EXERCISE AIM
Write each line out exactly, leaving none out.

# # # #

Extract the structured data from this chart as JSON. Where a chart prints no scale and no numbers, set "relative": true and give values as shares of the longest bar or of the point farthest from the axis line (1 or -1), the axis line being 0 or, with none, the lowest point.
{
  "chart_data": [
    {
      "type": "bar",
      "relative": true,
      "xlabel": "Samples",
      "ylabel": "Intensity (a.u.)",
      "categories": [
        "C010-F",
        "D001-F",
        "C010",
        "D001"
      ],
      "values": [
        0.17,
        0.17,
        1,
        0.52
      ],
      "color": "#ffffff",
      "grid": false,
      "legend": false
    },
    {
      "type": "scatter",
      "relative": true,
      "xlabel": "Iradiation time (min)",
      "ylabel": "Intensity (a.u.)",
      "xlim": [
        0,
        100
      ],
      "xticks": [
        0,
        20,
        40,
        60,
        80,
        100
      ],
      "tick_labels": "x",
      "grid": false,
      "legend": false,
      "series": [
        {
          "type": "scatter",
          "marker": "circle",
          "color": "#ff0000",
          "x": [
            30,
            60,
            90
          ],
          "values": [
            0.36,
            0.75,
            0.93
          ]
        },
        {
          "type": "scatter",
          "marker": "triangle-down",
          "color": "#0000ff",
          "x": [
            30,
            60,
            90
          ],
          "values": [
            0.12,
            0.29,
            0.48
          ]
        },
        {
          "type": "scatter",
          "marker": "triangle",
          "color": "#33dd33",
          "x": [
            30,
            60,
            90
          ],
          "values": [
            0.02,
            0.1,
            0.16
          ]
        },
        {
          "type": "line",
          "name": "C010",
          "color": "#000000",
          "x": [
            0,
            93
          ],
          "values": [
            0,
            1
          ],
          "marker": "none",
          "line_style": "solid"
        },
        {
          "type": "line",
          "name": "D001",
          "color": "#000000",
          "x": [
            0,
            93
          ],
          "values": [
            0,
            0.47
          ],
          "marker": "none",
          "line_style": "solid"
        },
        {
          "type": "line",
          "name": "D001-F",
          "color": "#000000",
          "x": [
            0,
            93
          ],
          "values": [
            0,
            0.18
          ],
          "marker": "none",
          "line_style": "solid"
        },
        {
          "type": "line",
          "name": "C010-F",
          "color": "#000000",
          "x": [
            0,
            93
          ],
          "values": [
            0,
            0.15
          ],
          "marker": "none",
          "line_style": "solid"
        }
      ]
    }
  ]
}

# # # #

TASK SOLUTION
Extract the structured data from this chart as JSON. Where a chart prints no scale and no numbers, set "relative": true and give values as shares of the longest bar or of the point farthest from the axis line (1 or -1), the axis line being 0 or, with none, the lowest point.
{
  "chart_data": [
    {
      "type": "bar",
      "relative": true,
      "xlabel": "Samples",
      "ylabel": "Intensity (a.u.)",
      "categories": [
        "C010-F",
        "D001-F",
        "C010",
        "D001"
      ],
      "values": [
        0.17,
        0.17,
        1,
        0.52
      ],
      "color": "#ffffff",
      "grid": false,
      "legend": false
    },
    {
      "type": "scatter",
      "relative": true,
      "xlabel": "Iradiation time (min)",
      "ylabel": "Intensity (a.u.)",
      "xlim": [
        0,
        100
      ],
      "xticks": [
        0,
        20,
        40,
        60,
        80,
        100
      ],
      "tick_labels": "x",
      "grid": false,
      "legend": false,
      "series": [
        {
          "type": "scatter",
          "marker": "circle",
          "color": "#ff0000",
          "x": [
            30,
            60,
            90
          ],
          "values": [
            0.36,
            0.75,
            0.93
          ]
        },
        {
          "type": "scatter",
          "marker": "triangle-down",
          "color": "#0000ff",
          "x": [
            30,
            60,
            90
          ],
          "values": [
            0.12,
            0.29,
            0.48
          ]
        },
        {
          "type": "scatter",
          "marker": "triangle",
          "color": "#33dd33",
          "x": [
            30,
            60,
            90
          ],
          "values": [
            0.02,
            0.1,
            0.16
          ]
        },
        {
          "type": "line",
          "name": "C010",
          "color": "#000000",
          "x": [
            0,
            93
          ],
          "values": [
            0,
            1
          ],
          "marker": "none",
          "line_style": "solid"
        },
        {
          "type": "line",
          "name": "D001",
          "color": "#000000",
          "x": [
            0,
            93
          ],
          "values": [
            0,
            0.47
          ],
          "marker": "none",
          "line_style": "solid"
        },
        {
          "type": "line",
          "name": "D001-F",
          "color": "#000000",
          "x": [
            0,
            93
          ],
          "values": [
            0,
            0.18
          ],
          "marker": "none",
          "line_style": "solid"
        },
        {
          "type": "line",
          "name": "C010-F",
          "color": "#000000",
          "x": [
            0,
            93
          ],
          "values": [
            0,
            0.15
          ],
          "marker": "none",
          "line_style": "solid"
        }
      ]
    }
  ]
}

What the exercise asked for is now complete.